> **Task to complete**
Continue the passage about the human body, nature, and the planets from the point where it stops.
Selected excerpt section start
When I realized these connections, my professional practice truly began. My work with clients flowered as I took our bodies out of the clinical exam room and mentally placed them in their interconnected natural environments. I started to let our ecosystems be my teacher. I allowed my understanding of the human body to shed the clinical jargon derived from cadavers and instead robed myself in the motion and cycles and vitality of life.
Which brings us to the second question… Are the planets in our sky also part of these meaningful patterns? If so, could we look to their Nature for clues about ourselves? Astrology is a thousands of years old observational science that looks for connections between people and planets. Could it be that the large swings and orbits of these planets are reflected within the cycles of our body and our lives?
If Humans and Nature are entwined in a ribbon of time, and the character of each slice extends far beyond the Earth, then Nature does not end at our atmosphere, because Time includes everything in the Universe.
In fact, the astrological zodiac is a system birthed from the natural relationships among our seasons and the sky; a science based on a thousand years of systematic, careful observations; three thousand years of testing and refinement. When, for example, the Egyptians noted that the rising of the star Sirius meant that it was the season of flooding for the Nile, they noted the natural relationship between the sky and their daily life.
Let’s return to your imagination, and, this time, leave the Earth’s crust and expand to a cosmic scale. Likely, outer space feels unfamiliar. Take in the spiraling, spinning vastness of our solar system: the sun’s spiraling currents of impossible heat and electromagnetic waves pulsing outward; the spinning of the planets and moons creating geometries of light and tugs of gravity. They all dance, using a language of reflection and nested elliptical orbits.
Selected excerpt section end
Provided material section start
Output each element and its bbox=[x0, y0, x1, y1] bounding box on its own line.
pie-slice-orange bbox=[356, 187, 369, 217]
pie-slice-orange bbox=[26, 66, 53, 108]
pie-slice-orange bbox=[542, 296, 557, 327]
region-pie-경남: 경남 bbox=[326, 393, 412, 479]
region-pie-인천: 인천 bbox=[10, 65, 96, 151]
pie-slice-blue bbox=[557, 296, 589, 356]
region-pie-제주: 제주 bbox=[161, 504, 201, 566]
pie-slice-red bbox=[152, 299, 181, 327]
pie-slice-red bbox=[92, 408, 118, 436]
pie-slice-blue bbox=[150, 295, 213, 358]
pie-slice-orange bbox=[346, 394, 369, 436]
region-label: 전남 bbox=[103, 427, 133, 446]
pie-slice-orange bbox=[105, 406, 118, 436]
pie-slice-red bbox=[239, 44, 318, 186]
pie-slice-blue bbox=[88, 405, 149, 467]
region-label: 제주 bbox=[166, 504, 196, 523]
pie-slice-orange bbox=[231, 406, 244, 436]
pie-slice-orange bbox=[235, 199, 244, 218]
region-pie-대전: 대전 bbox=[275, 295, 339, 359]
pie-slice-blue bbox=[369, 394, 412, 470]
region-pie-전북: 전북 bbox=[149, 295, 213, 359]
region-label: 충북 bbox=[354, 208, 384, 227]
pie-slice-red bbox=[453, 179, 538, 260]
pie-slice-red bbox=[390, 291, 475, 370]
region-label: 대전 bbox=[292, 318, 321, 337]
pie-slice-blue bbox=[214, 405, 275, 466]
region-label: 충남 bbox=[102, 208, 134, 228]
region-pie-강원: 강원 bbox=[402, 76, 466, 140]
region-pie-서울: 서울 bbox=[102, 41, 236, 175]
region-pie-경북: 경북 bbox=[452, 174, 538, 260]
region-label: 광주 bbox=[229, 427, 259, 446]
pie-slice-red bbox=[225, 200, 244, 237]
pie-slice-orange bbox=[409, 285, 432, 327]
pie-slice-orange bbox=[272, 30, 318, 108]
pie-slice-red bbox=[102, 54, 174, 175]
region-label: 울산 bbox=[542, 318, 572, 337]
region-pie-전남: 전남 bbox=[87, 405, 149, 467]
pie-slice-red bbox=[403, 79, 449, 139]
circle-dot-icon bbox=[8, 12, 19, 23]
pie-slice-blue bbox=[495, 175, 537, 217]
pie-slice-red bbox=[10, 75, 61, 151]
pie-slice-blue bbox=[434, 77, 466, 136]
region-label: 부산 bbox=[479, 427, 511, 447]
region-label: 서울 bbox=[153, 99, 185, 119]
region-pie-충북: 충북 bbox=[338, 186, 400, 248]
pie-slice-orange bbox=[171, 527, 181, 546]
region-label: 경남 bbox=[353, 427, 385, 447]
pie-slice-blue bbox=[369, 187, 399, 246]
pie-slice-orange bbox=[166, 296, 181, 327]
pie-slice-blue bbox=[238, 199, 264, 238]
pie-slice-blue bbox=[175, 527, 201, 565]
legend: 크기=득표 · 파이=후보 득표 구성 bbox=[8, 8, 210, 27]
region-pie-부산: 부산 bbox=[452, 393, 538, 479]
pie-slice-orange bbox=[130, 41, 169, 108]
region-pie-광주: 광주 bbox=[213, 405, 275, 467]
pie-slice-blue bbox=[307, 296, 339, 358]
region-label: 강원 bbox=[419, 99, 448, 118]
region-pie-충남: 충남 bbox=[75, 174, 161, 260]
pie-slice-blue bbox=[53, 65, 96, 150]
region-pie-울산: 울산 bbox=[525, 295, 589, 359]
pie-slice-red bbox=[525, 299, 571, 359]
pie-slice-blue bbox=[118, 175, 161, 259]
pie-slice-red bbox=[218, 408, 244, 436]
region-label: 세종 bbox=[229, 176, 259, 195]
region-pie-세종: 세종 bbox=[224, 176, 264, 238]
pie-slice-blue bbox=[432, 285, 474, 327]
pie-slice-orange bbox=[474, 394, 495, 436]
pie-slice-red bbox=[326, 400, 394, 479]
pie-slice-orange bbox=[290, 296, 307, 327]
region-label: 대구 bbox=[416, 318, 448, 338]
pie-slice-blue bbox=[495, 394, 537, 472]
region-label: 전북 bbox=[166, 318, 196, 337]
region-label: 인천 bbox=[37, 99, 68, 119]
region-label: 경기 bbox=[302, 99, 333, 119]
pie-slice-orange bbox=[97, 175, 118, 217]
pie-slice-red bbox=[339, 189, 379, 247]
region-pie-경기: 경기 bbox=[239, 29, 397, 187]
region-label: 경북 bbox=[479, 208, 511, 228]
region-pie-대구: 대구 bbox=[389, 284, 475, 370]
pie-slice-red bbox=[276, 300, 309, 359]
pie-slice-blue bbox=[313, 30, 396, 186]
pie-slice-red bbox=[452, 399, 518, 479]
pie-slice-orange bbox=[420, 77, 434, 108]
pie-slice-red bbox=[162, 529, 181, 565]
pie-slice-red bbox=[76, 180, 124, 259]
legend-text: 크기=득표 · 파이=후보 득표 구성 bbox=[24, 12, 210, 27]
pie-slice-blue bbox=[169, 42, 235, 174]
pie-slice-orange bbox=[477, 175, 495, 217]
Provided material section end
> **Reply to the exercise**
And separating these celestial phenomena, there exists a LOT of empty space. The lush verdant connections of a forest or an ocean or a human body seem absent. Outer space seems foreign; it seems “other.” Is it really Nature? Can it really teach us anything about “us?”
I contend that the seemingly empty, seemingly “other” world of outer space is actually deeply, deeply us, reflecting an equally vast inner space.
To see what I mean, zoom back in. Collapse your vision from the solar system to the Earth and its forests, seas, and deserts. Then collapse further into a single human. Zoom in through the bands of muscle, the blood vessels, the cells. Then further and further, smaller and smaller…beyond the architecture of proteins and sugars and into a single atom; an element, such as Oxygen.
Suddenly, everything is quiet, except for an electromagnetic hum, reverberating through almost unfathomable amounts of seemingly empty space; the micro-equivalent of light years of outer space, with a huge dense nucleus at its center, and an electron cloud, mimicking 8 separate orbits.
Quite simply, our bodies are a massive collection of tiny solar systems.
When I imagine this journey, it brings a feeling of awe. From outer space to inner space, a trip to the deepest interior of ourselves collapses the planetary system and flips it, “outside in” into an atomic one, with strikingly similar features.
Can you hold all of this in your vision? It’s overwhelming in both complexity and beauty. Your human body nested in the Earth’s ecosystem, and then bookended by the solar system on the outside and the atomic nuclear system on the inside. And it’s all humming along, like an intricate clock, unfolding with each breath; a woven thread of time spooling out like a cosmic River. With each part—whether minute or massive—connected to every other.
Are we a part of Nature? “Of course!” is my answer. And should we include, in “Nature,” the planets and the science of astrology? Well…How could we possibly not?